Short exercise
Filter these entries so that only lines with the word "What" remain.

Start of Information shown

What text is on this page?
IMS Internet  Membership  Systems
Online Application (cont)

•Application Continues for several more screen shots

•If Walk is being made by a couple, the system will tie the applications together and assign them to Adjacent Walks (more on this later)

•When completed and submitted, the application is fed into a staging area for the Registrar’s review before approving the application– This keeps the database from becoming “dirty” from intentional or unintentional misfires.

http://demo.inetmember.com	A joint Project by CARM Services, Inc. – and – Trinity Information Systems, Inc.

End of Information shown
Start of Information shown

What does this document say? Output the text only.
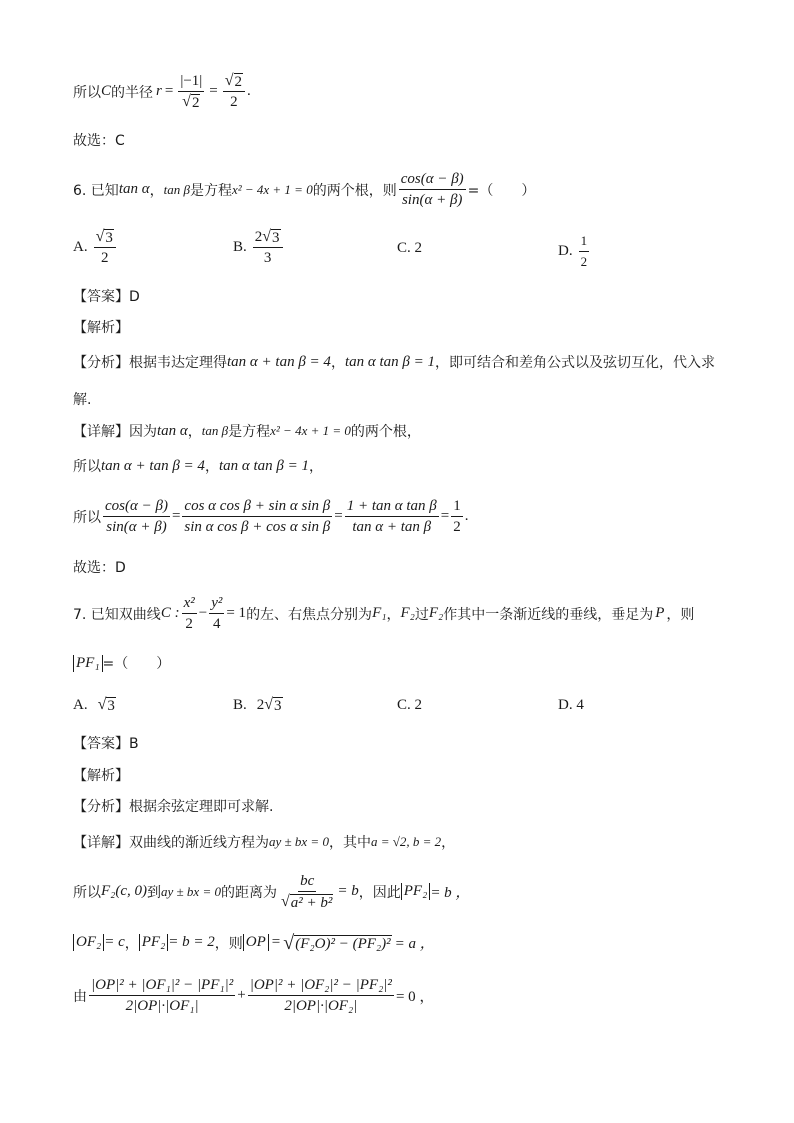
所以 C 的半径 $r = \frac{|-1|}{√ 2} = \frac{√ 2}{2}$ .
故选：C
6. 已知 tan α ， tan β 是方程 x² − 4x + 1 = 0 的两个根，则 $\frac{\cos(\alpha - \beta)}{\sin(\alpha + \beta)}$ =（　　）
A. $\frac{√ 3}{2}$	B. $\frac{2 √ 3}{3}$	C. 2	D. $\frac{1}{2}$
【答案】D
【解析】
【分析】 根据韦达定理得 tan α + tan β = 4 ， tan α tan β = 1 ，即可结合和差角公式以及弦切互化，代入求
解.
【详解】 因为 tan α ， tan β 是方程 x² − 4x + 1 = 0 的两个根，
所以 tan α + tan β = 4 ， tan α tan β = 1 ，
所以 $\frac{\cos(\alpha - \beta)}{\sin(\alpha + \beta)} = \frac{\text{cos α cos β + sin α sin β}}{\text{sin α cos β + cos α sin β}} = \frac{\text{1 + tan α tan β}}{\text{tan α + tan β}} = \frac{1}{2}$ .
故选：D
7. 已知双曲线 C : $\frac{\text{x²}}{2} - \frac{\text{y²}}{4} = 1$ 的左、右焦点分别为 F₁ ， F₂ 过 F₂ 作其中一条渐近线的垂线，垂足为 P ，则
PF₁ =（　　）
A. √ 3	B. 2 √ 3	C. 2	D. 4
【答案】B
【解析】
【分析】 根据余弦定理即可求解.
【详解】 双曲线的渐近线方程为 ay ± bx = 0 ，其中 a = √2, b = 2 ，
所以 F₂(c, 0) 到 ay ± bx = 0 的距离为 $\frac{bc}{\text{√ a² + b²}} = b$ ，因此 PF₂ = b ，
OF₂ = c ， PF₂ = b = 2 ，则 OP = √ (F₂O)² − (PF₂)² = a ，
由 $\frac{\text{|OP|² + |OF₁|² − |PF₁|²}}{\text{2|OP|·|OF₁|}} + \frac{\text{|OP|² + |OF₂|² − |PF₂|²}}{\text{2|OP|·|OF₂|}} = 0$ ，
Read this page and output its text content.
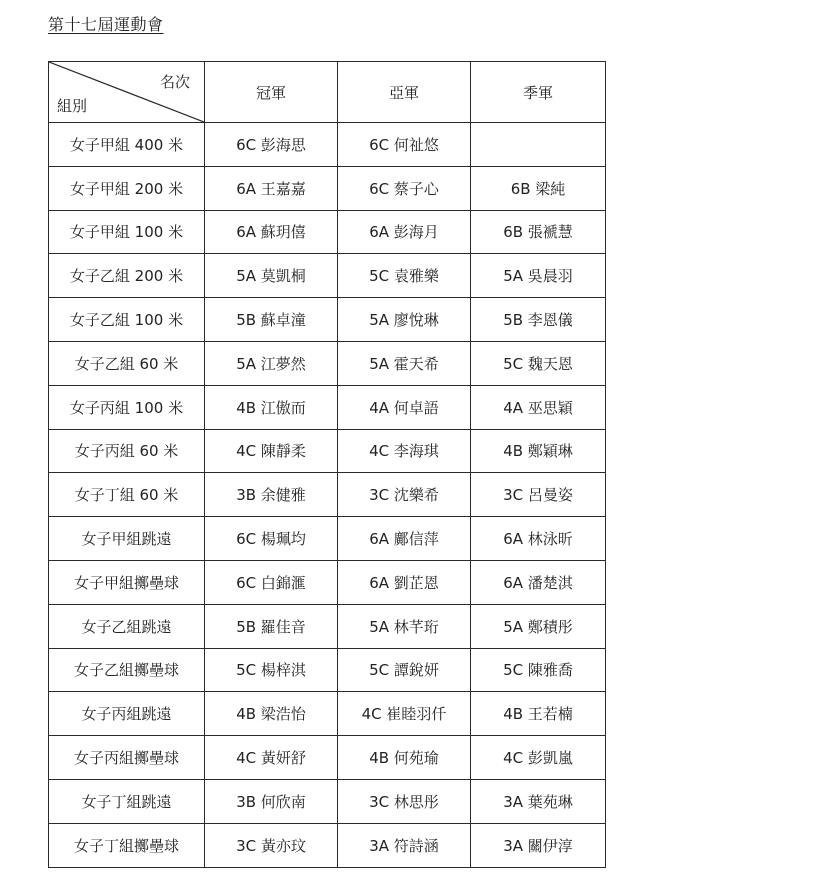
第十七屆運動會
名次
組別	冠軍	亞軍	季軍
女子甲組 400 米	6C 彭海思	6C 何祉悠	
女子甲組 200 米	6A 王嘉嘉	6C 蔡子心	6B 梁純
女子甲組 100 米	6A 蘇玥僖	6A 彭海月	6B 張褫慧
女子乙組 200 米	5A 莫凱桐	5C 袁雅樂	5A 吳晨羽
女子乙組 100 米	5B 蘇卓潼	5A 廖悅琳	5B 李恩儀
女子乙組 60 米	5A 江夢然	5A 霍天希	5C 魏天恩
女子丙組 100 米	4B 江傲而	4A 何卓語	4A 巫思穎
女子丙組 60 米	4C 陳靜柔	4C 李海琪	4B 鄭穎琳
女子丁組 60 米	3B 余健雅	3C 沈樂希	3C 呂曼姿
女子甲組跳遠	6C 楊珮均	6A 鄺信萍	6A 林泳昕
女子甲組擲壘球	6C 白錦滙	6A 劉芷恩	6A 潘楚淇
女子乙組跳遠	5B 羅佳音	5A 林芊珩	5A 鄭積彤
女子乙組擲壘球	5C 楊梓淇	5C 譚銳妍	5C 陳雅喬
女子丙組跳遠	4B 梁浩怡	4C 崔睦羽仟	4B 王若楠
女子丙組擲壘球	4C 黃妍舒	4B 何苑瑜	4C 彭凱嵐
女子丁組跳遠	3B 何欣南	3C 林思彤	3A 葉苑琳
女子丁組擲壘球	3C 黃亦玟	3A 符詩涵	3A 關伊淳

End of Information shown
Start of Information shown

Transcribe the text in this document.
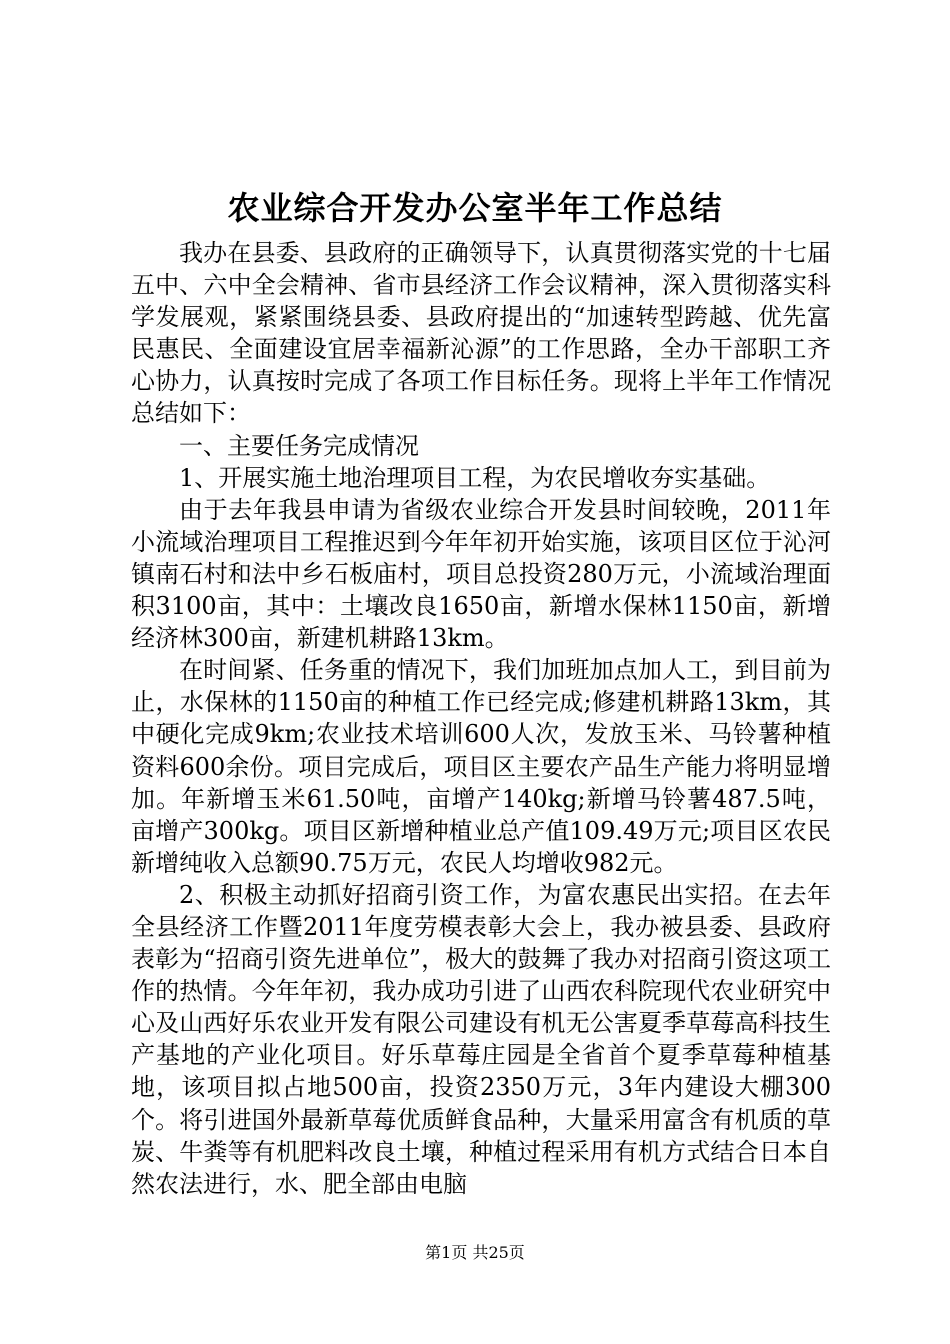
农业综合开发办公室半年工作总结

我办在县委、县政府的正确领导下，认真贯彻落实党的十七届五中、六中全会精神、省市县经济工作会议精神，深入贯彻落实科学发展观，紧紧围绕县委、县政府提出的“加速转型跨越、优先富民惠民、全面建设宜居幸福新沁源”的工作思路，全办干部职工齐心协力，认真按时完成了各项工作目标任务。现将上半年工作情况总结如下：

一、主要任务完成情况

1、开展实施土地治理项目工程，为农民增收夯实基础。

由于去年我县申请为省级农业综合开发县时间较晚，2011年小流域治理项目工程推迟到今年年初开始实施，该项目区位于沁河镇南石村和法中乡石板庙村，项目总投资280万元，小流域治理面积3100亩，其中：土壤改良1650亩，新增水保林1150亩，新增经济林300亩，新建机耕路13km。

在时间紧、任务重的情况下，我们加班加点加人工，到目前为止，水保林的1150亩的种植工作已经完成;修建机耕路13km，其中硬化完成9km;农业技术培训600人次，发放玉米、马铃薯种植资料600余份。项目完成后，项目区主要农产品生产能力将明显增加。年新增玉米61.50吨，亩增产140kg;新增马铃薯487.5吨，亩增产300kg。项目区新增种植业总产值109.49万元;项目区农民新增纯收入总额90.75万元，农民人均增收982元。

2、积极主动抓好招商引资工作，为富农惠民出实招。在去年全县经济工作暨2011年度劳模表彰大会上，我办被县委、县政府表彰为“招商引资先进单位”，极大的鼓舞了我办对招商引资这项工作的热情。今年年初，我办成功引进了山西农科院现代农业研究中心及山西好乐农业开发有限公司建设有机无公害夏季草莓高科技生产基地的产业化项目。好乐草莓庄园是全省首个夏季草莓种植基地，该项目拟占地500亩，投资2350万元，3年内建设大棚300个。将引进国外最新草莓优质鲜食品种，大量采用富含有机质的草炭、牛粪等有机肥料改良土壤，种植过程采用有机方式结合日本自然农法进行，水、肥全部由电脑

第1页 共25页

End of Information shown

Problem solution
What text is on this page?
What does this document say? Output the text only.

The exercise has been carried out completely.